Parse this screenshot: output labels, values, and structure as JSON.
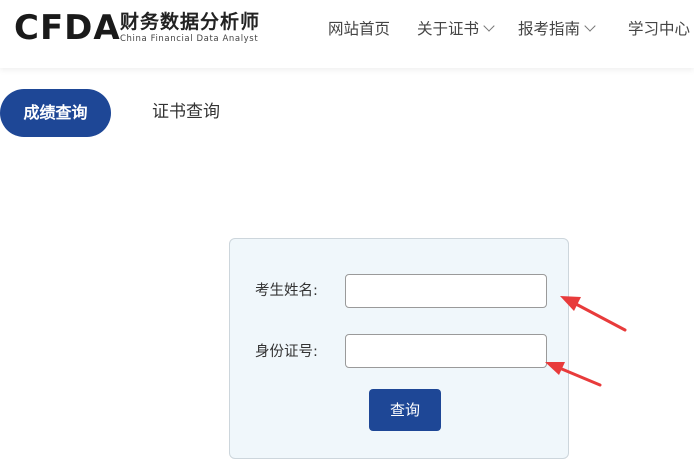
{
  "logo": {
    "mark": "CFDA",
    "name_cn": "财务数据分析师",
    "name_en": "China Financial Data Analyst"
  },
  "nav": {
    "items": [
      {
        "label": "网站首页"
      },
      {
        "label": "关于证书"
      },
      {
        "label": "报考指南"
      },
      {
        "label": "学习中心"
      }
    ]
  },
  "tabs": [
    {
      "label": "成绩查询",
      "active": true
    },
    {
      "label": "证书查询",
      "active": false
    }
  ],
  "form": {
    "name_label": "考生姓名:",
    "name_value": "",
    "id_label": "身份证号:",
    "id_value": "",
    "submit_label": "查询"
  },
  "colors": {
    "accent": "#1e4796",
    "panel_bg": "#f0f7fb",
    "annotation_arrow": "#e83b3b"
  }
}
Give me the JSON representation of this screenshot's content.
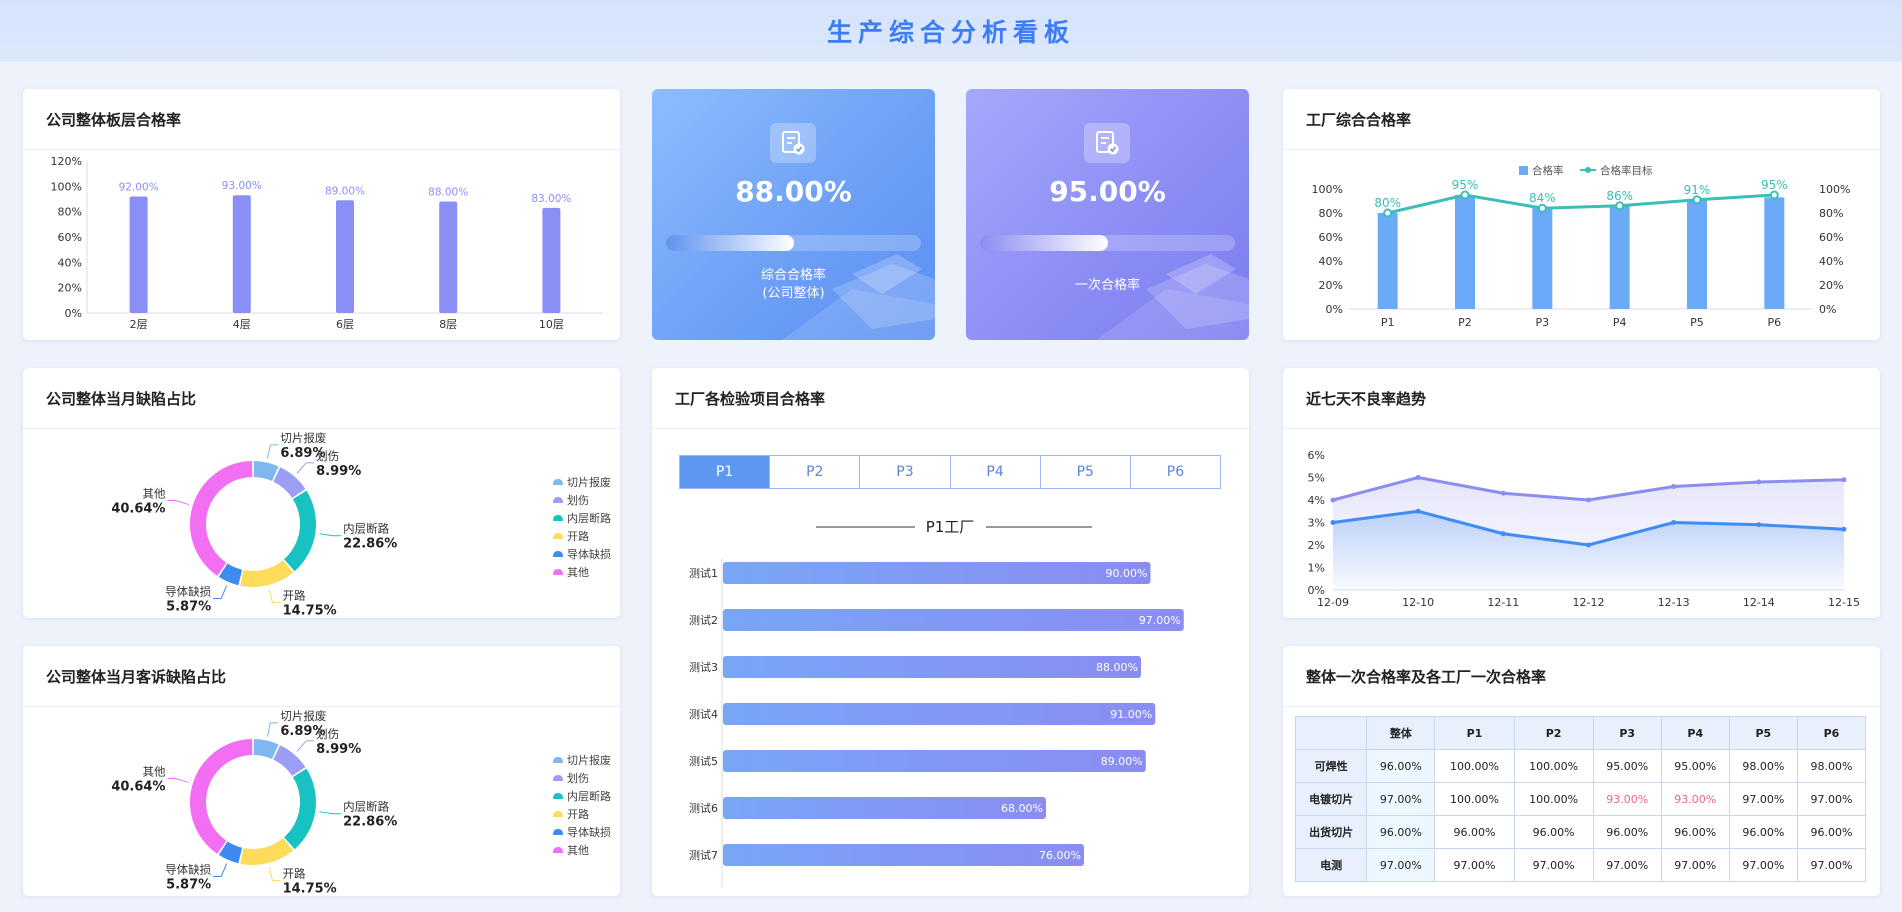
{
  "page": {
    "title": "生产综合分析看板"
  },
  "panels": {
    "floor_rate": {
      "title": "公司整体板层合格率"
    },
    "kpi1": {
      "value": "88.00%",
      "label_line1": "综合合格率",
      "label_line2": "(公司整体)",
      "progress": 0.5
    },
    "kpi2": {
      "value": "95.00%",
      "label": "一次合格率",
      "progress": 0.5
    },
    "factory_rate": {
      "title": "工厂综合合格率"
    },
    "defect_share": {
      "title": "公司整体当月缺陷占比"
    },
    "inspection": {
      "title": "工厂各检验项目合格率",
      "tabs": [
        "P1",
        "P2",
        "P3",
        "P4",
        "P5",
        "P6"
      ],
      "active_tab": 0,
      "subtitle": "P1工厂"
    },
    "trend": {
      "title": "近七天不良率趋势"
    },
    "complaint_share": {
      "title": "公司整体当月客诉缺陷占比"
    },
    "first_pass": {
      "title": "整体一次合格率及各工厂一次合格率",
      "headers": [
        "",
        "整体",
        "P1",
        "P2",
        "P3",
        "P4",
        "P5",
        "P6"
      ],
      "rows": [
        [
          "可焊性",
          "96.00%",
          "100.00%",
          "100.00%",
          "95.00%",
          "95.00%",
          "98.00%",
          "98.00%"
        ],
        [
          "电镀切片",
          "97.00%",
          "100.00%",
          "100.00%",
          "93.00%",
          "93.00%",
          "97.00%",
          "97.00%"
        ],
        [
          "出货切片",
          "96.00%",
          "96.00%",
          "96.00%",
          "96.00%",
          "96.00%",
          "96.00%",
          "96.00%"
        ],
        [
          "电测",
          "97.00%",
          "97.00%",
          "97.00%",
          "97.00%",
          "97.00%",
          "97.00%",
          "97.00%"
        ]
      ],
      "highlight_color": "#f0677f",
      "highlight_cells": [
        [
          1,
          4
        ],
        [
          1,
          5
        ]
      ]
    }
  },
  "chart_data": [
    {
      "id": "floor-rate",
      "type": "bar",
      "categories": [
        "2层",
        "4层",
        "6层",
        "8层",
        "10层"
      ],
      "values": [
        92,
        93,
        89,
        88,
        83
      ],
      "data_labels": [
        "92.00%",
        "93.00%",
        "89.00%",
        "88.00%",
        "83.00%"
      ],
      "yticks": [
        "0%",
        "20%",
        "40%",
        "60%",
        "80%",
        "100%",
        "120%"
      ],
      "ylim": [
        0,
        120
      ],
      "color": "#8b8ff5"
    },
    {
      "id": "factory-rate",
      "type": "bar",
      "categories": [
        "P1",
        "P2",
        "P3",
        "P4",
        "P5",
        "P6"
      ],
      "legend": [
        "合格率",
        "合格率目标"
      ],
      "series": [
        {
          "name": "合格率",
          "type": "bar",
          "values": [
            80,
            95,
            84,
            86,
            91,
            93
          ],
          "color": "#6aaaf7"
        },
        {
          "name": "合格率目标",
          "type": "line",
          "values": [
            80,
            95,
            84,
            86,
            91,
            95
          ],
          "data_labels": [
            "80%",
            "95%",
            "84%",
            "86%",
            "91%",
            "95%"
          ],
          "color": "#3bbdb8"
        }
      ],
      "yticks": [
        "0%",
        "20%",
        "40%",
        "60%",
        "80%",
        "100%"
      ],
      "ylim": [
        0,
        100
      ]
    },
    {
      "id": "defect-share",
      "type": "pie",
      "slices": [
        {
          "name": "切片报废",
          "value": 6.89,
          "label": "6.89%",
          "color": "#7fb7f0"
        },
        {
          "name": "划伤",
          "value": 8.99,
          "label": "8.99%",
          "color": "#9c9df5"
        },
        {
          "name": "内层断路",
          "value": 22.86,
          "label": "22.86%",
          "color": "#19c2c2"
        },
        {
          "name": "开路",
          "value": 14.75,
          "label": "14.75%",
          "color": "#fddc5c"
        },
        {
          "name": "导体缺损",
          "value": 5.87,
          "label": "5.87%",
          "color": "#3d8af0"
        },
        {
          "name": "其他",
          "value": 40.64,
          "label": "40.64%",
          "color": "#f26ef2"
        }
      ]
    },
    {
      "id": "inspection",
      "type": "bar",
      "orientation": "horizontal",
      "categories": [
        "测试1",
        "测试2",
        "测试3",
        "测试4",
        "测试5",
        "测试6",
        "测试7"
      ],
      "values": [
        90,
        97,
        88,
        91,
        89,
        68,
        76
      ],
      "data_labels": [
        "90.00%",
        "97.00%",
        "88.00%",
        "91.00%",
        "89.00%",
        "68.00%",
        "76.00%"
      ],
      "xlim": [
        0,
        100
      ]
    },
    {
      "id": "trend",
      "type": "area",
      "x": [
        "12-09",
        "12-10",
        "12-11",
        "12-12",
        "12-13",
        "12-14",
        "12-15"
      ],
      "series": [
        {
          "values": [
            4.0,
            5.0,
            4.3,
            4.0,
            4.6,
            4.8,
            4.9
          ],
          "color": "#8c8df2"
        },
        {
          "values": [
            3.0,
            3.5,
            2.5,
            2.0,
            3.0,
            2.9,
            2.7
          ],
          "color": "#3f8cf2"
        }
      ],
      "yticks": [
        "0%",
        "1%",
        "2%",
        "3%",
        "4%",
        "5%",
        "6%"
      ],
      "ylim": [
        0,
        6
      ]
    },
    {
      "id": "complaint-share",
      "type": "pie",
      "slices": [
        {
          "name": "切片报废",
          "value": 6.89,
          "label": "6.89%",
          "color": "#7fb7f0"
        },
        {
          "name": "划伤",
          "value": 8.99,
          "label": "8.99%",
          "color": "#9c9df5"
        },
        {
          "name": "内层断路",
          "value": 22.86,
          "label": "22.86%",
          "color": "#19c2c2"
        },
        {
          "name": "开路",
          "value": 14.75,
          "label": "14.75%",
          "color": "#fddc5c"
        },
        {
          "name": "导体缺损",
          "value": 5.87,
          "label": "5.87%",
          "color": "#3d8af0"
        },
        {
          "name": "其他",
          "value": 40.64,
          "label": "40.64%",
          "color": "#f26ef2"
        }
      ]
    }
  ]
}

| INSTRUCTIONS FOR THE TASK |
Skipping the pictures, transcribe each line above exactly as it appears.

| WRITTEN SOLUTION |
Parse this screenshot: output labels, values, and structure as JSON.
{
  "logo": {
    "mark": "CFDA",
    "name_cn": "财务数据分析师",
    "name_en": "China Financial Data Analyst"
  },
  "nav": {
    "items": [
      {
        "label": "网站首页"
      },
      {
        "label": "关于证书"
      },
      {
        "label": "报考指南"
      },
      {
        "label": "学习中心"
      }
    ]
  },
  "tabs": [
    {
      "label": "成绩查询",
      "active": true
    },
    {
      "label": "证书查询",
      "active": false
    }
  ],
  "form": {
    "name_label": "考生姓名:",
    "name_value": "",
    "id_label": "身份证号:",
    "id_value": "",
    "submit_label": "查询"
  },
  "colors": {
    "accent": "#1e4796",
    "panel_bg": "#f0f7fb",
    "annotation_arrow": "#e83b3b"
  }
}
Give me the JSON representation of this screenshot's content.
{
  "page": {
    "title": "生产综合分析看板"
  },
  "panels": {
    "floor_rate": {
      "title": "公司整体板层合格率"
    },
    "kpi1": {
      "value": "88.00%",
      "label_line1": "综合合格率",
      "label_line2": "(公司整体)",
      "progress": 0.5
    },
    "kpi2": {
      "value": "95.00%",
      "label": "一次合格率",
      "progress": 0.5
    },
    "factory_rate": {
      "title": "工厂综合合格率"
    },
    "defect_share": {
      "title": "公司整体当月缺陷占比"
    },
    "inspection": {
      "title": "工厂各检验项目合格率",
      "tabs": [
        "P1",
        "P2",
        "P3",
        "P4",
        "P5",
        "P6"
      ],
      "active_tab": 0,
      "subtitle": "P1工厂"
    },
    "trend": {
      "title": "近七天不良率趋势"
    },
    "complaint_share": {
      "title": "公司整体当月客诉缺陷占比"
    },
    "first_pass": {
      "title": "整体一次合格率及各工厂一次合格率",
      "headers": [
        "",
        "整体",
        "P1",
        "P2",
        "P3",
        "P4",
        "P5",
        "P6"
      ],
      "rows": [
        [
          "可焊性",
          "96.00%",
          "100.00%",
          "100.00%",
          "95.00%",
          "95.00%",
          "98.00%",
          "98.00%"
        ],
        [
          "电镀切片",
          "97.00%",
          "100.00%",
          "100.00%",
          "93.00%",
          "93.00%",
          "97.00%",
          "97.00%"
        ],
        [
          "出货切片",
          "96.00%",
          "96.00%",
          "96.00%",
          "96.00%",
          "96.00%",
          "96.00%",
          "96.00%"
        ],
        [
          "电测",
          "97.00%",
          "97.00%",
          "97.00%",
          "97.00%",
          "97.00%",
          "97.00%",
          "97.00%"
        ]
      ],
      "highlight_color": "#f0677f",
      "highlight_cells": [
        [
          1,
          4
        ],
        [
          1,
          5
        ]
      ]
    }
  },
  "chart_data": [
    {
      "id": "floor-rate",
      "type": "bar",
      "categories": [
        "2层",
        "4层",
        "6层",
        "8层",
        "10层"
      ],
      "values": [
        92,
        93,
        89,
        88,
        83
      ],
      "data_labels": [
        "92.00%",
        "93.00%",
        "89.00%",
        "88.00%",
        "83.00%"
      ],
      "yticks": [
        "0%",
        "20%",
        "40%",
        "60%",
        "80%",
        "100%",
        "120%"
      ],
      "ylim": [
        0,
        120
      ],
      "color": "#8b8ff5"
    },
    {
      "id": "factory-rate",
      "type": "bar",
      "categories": [
        "P1",
        "P2",
        "P3",
        "P4",
        "P5",
        "P6"
      ],
      "legend": [
        "合格率",
        "合格率目标"
      ],
      "series": [
        {
          "name": "合格率",
          "type": "bar",
          "values": [
            80,
            95,
            84,
            86,
            91,
            93
          ],
          "color": "#6aaaf7"
        },
        {
          "name": "合格率目标",
          "type": "line",
          "values": [
            80,
            95,
            84,
            86,
            91,
            95
          ],
          "data_labels": [
            "80%",
            "95%",
            "84%",
            "86%",
            "91%",
            "95%"
          ],
          "color": "#3bbdb8"
        }
      ],
      "yticks": [
        "0%",
        "20%",
        "40%",
        "60%",
        "80%",
        "100%"
      ],
      "ylim": [
        0,
        100
      ]
    },
    {
      "id": "defect-share",
      "type": "pie",
      "slices": [
        {
          "name": "切片报废",
          "value": 6.89,
          "label": "6.89%",
          "color": "#7fb7f0"
        },
        {
          "name": "划伤",
          "value": 8.99,
          "label": "8.99%",
          "color": "#9c9df5"
        },
        {
          "name": "内层断路",
          "value": 22.86,
          "label": "22.86%",
          "color": "#19c2c2"
        },
        {
          "name": "开路",
          "value": 14.75,
          "label": "14.75%",
          "color": "#fddc5c"
        },
        {
          "name": "导体缺损",
          "value": 5.87,
          "label": "5.87%",
          "color": "#3d8af0"
        },
        {
          "name": "其他",
          "value": 40.64,
          "label": "40.64%",
          "color": "#f26ef2"
        }
      ]
    },
    {
      "id": "inspection",
      "type": "bar",
      "orientation": "horizontal",
      "categories": [
        "测试1",
        "测试2",
        "测试3",
        "测试4",
        "测试5",
        "测试6",
        "测试7"
      ],
      "values": [
        90,
        97,
        88,
        91,
        89,
        68,
        76
      ],
      "data_labels": [
        "90.00%",
        "97.00%",
        "88.00%",
        "91.00%",
        "89.00%",
        "68.00%",
        "76.00%"
      ],
      "xlim": [
        0,
        100
      ]
    },
    {
      "id": "trend",
      "type": "area",
      "x": [
        "12-09",
        "12-10",
        "12-11",
        "12-12",
        "12-13",
        "12-14",
        "12-15"
      ],
      "series": [
        {
          "values": [
            4.0,
            5.0,
            4.3,
            4.0,
            4.6,
            4.8,
            4.9
          ],
          "color": "#8c8df2"
        },
        {
          "values": [
            3.0,
            3.5,
            2.5,
            2.0,
            3.0,
            2.9,
            2.7
          ],
          "color": "#3f8cf2"
        }
      ],
      "yticks": [
        "0%",
        "1%",
        "2%",
        "3%",
        "4%",
        "5%",
        "6%"
      ],
      "ylim": [
        0,
        6
      ]
    },
    {
      "id": "complaint-share",
      "type": "pie",
      "slices": [
        {
          "name": "切片报废",
          "value": 6.89,
          "label": "6.89%",
          "color": "#7fb7f0"
        },
        {
          "name": "划伤",
          "value": 8.99,
          "label": "8.99%",
          "color": "#9c9df5"
        },
        {
          "name": "内层断路",
          "value": 22.86,
          "label": "22.86%",
          "color": "#19c2c2"
        },
        {
          "name": "开路",
          "value": 14.75,
          "label": "14.75%",
          "color": "#fddc5c"
        },
        {
          "name": "导体缺损",
          "value": 5.87,
          "label": "5.87%",
          "color": "#3d8af0"
        },
        {
          "name": "其他",
          "value": 40.64,
          "label": "40.64%",
          "color": "#f26ef2"
        }
      ]
    }
  ]
}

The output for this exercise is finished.